- [Direction]
Write the records out again, keeping each line exactly as it is.

- [Record extracts]
··········

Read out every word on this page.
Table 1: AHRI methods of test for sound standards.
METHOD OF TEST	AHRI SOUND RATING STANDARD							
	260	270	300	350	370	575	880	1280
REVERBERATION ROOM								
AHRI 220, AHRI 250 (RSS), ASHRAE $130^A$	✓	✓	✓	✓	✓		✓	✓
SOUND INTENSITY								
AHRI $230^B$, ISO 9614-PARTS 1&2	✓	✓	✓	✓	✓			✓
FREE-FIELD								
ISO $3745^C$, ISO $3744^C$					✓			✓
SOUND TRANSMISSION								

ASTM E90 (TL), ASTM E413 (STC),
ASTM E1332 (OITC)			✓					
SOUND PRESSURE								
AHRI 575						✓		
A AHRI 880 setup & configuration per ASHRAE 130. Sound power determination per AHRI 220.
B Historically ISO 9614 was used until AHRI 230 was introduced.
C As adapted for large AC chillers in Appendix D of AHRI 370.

··········

- [Correct output]
Read out every word on this page.
Table 1: AHRI methods of test for sound standards.
METHOD OF TEST	AHRI SOUND RATING STANDARD							
	260	270	300	350	370	575	880	1280
REVERBERATION ROOM								
AHRI 220, AHRI 250 (RSS), ASHRAE $130^A$	✓	✓	✓	✓	✓		✓	✓
SOUND INTENSITY								
AHRI $230^B$, ISO 9614-PARTS 1&2	✓	✓	✓	✓	✓			✓
FREE-FIELD								
ISO $3745^C$, ISO $3744^C$					✓			✓
SOUND TRANSMISSION								

ASTM E90 (TL), ASTM E413 (STC),
ASTM E1332 (OITC)			✓					
SOUND PRESSURE								
AHRI 575						✓		
A AHRI 880 setup & configuration per ASHRAE 130. Sound power determination per AHRI 220.
B Historically ISO 9614 was used until AHRI 230 was introduced.
C As adapted for large AC chillers in Appendix D of AHRI 370.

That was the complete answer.